DIRECTION —
Output the material beneath this task exactly, images excluded.

□ □ □ □

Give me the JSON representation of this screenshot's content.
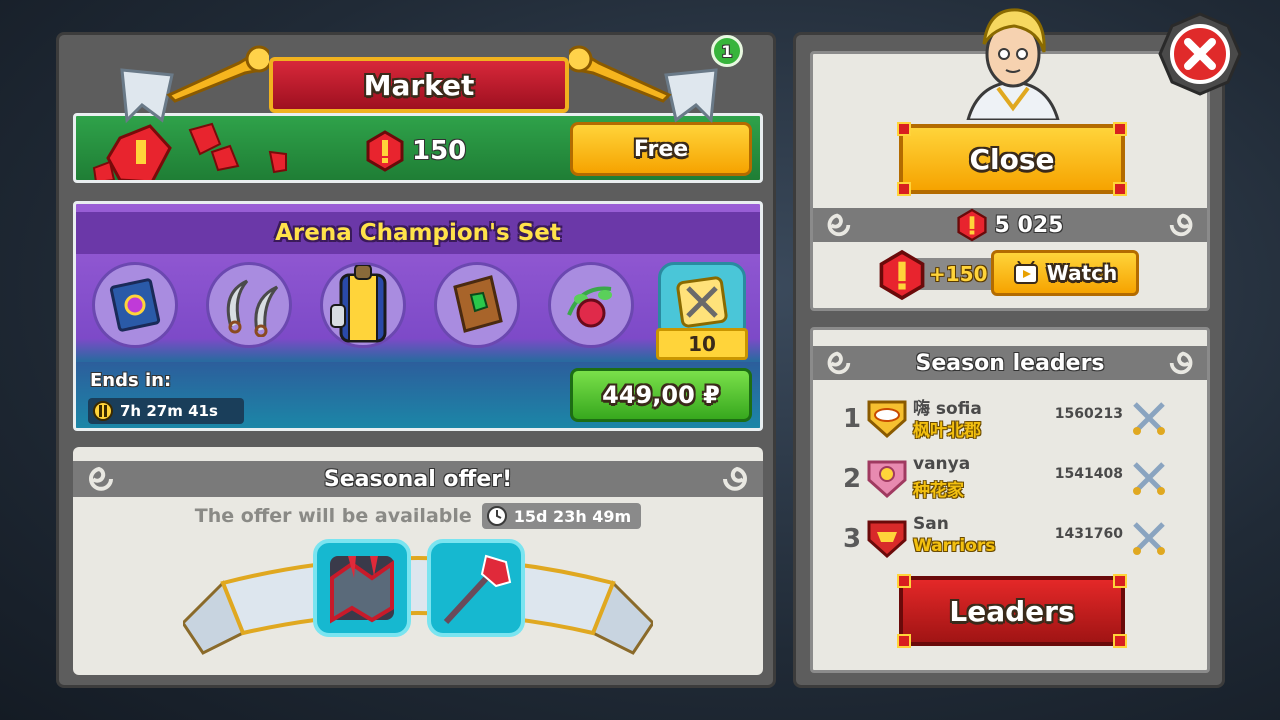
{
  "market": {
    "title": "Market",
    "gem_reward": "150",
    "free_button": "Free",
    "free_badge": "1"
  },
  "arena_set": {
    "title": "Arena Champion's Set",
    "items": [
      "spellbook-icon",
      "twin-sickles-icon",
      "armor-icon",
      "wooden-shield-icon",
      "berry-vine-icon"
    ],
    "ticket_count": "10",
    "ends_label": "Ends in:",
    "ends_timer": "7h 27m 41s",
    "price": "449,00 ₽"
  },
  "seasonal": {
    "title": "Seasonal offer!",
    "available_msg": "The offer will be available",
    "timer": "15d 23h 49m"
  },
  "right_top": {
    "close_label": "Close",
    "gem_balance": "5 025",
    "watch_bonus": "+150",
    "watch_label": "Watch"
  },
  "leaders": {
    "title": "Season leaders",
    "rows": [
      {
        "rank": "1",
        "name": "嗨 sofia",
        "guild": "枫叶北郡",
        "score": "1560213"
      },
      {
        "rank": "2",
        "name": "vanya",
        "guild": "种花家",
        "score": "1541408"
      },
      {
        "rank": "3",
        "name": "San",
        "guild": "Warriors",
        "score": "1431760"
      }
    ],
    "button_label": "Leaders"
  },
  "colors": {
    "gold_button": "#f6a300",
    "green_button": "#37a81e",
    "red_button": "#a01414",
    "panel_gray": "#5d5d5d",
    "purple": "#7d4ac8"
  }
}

□ □ □ □

REPLY —
Give me the JSON representation of this screenshot's content.
{
  "market": {
    "title": "Market",
    "gem_reward": "150",
    "free_button": "Free",
    "free_badge": "1"
  },
  "arena_set": {
    "title": "Arena Champion's Set",
    "items": [
      "spellbook-icon",
      "twin-sickles-icon",
      "armor-icon",
      "wooden-shield-icon",
      "berry-vine-icon"
    ],
    "ticket_count": "10",
    "ends_label": "Ends in:",
    "ends_timer": "7h 27m 41s",
    "price": "449,00 ₽"
  },
  "seasonal": {
    "title": "Seasonal offer!",
    "available_msg": "The offer will be available",
    "timer": "15d 23h 49m"
  },
  "right_top": {
    "close_label": "Close",
    "gem_balance": "5 025",
    "watch_bonus": "+150",
    "watch_label": "Watch"
  },
  "leaders": {
    "title": "Season leaders",
    "rows": [
      {
        "rank": "1",
        "name": "嗨 sofia",
        "guild": "枫叶北郡",
        "score": "1560213"
      },
      {
        "rank": "2",
        "name": "vanya",
        "guild": "种花家",
        "score": "1541408"
      },
      {
        "rank": "3",
        "name": "San",
        "guild": "Warriors",
        "score": "1431760"
      }
    ],
    "button_label": "Leaders"
  },
  "colors": {
    "gold_button": "#f6a300",
    "green_button": "#37a81e",
    "red_button": "#a01414",
    "panel_gray": "#5d5d5d",
    "purple": "#7d4ac8"
  }
}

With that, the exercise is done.